## [EXERCISE DETAILS]
Copy out each line of the material below with no changes.

## [RECORDS FOR THIS EXERCISE]
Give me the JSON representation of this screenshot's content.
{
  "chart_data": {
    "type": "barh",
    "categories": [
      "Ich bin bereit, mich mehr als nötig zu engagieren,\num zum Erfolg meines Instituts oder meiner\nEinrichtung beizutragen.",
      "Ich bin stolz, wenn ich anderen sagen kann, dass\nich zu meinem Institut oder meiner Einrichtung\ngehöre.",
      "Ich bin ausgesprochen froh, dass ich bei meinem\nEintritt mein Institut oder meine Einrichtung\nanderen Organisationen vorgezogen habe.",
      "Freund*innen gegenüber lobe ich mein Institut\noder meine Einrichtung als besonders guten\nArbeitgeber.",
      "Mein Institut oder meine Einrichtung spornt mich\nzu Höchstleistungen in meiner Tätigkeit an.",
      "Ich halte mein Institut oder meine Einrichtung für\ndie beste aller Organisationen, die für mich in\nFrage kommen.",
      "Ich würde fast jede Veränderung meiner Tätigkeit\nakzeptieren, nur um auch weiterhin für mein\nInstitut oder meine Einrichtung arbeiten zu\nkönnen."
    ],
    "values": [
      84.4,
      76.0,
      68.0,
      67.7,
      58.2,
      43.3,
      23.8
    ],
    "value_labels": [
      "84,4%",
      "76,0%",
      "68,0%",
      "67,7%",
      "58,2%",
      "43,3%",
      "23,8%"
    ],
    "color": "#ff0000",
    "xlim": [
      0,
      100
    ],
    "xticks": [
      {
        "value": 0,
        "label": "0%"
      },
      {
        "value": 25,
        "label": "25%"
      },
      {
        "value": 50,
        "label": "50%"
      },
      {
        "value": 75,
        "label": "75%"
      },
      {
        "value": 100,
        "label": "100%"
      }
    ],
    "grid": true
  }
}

## [FINAL RESULT]
Give me the JSON representation of this screenshot's content.
{
  "chart_data": {
    "type": "barh",
    "categories": [
      "Ich bin bereit, mich mehr als nötig zu engagieren,\num zum Erfolg meines Instituts oder meiner\nEinrichtung beizutragen.",
      "Ich bin stolz, wenn ich anderen sagen kann, dass\nich zu meinem Institut oder meiner Einrichtung\ngehöre.",
      "Ich bin ausgesprochen froh, dass ich bei meinem\nEintritt mein Institut oder meine Einrichtung\nanderen Organisationen vorgezogen habe.",
      "Freund*innen gegenüber lobe ich mein Institut\noder meine Einrichtung als besonders guten\nArbeitgeber.",
      "Mein Institut oder meine Einrichtung spornt mich\nzu Höchstleistungen in meiner Tätigkeit an.",
      "Ich halte mein Institut oder meine Einrichtung für\ndie beste aller Organisationen, die für mich in\nFrage kommen.",
      "Ich würde fast jede Veränderung meiner Tätigkeit\nakzeptieren, nur um auch weiterhin für mein\nInstitut oder meine Einrichtung arbeiten zu\nkönnen."
    ],
    "values": [
      84.4,
      76.0,
      68.0,
      67.7,
      58.2,
      43.3,
      23.8
    ],
    "value_labels": [
      "84,4%",
      "76,0%",
      "68,0%",
      "67,7%",
      "58,2%",
      "43,3%",
      "23,8%"
    ],
    "color": "#ff0000",
    "xlim": [
      0,
      100
    ],
    "xticks": [
      {
        "value": 0,
        "label": "0%"
      },
      {
        "value": 25,
        "label": "25%"
      },
      {
        "value": 50,
        "label": "50%"
      },
      {
        "value": 75,
        "label": "75%"
      },
      {
        "value": 100,
        "label": "100%"
      }
    ],
    "grid": true
  }
}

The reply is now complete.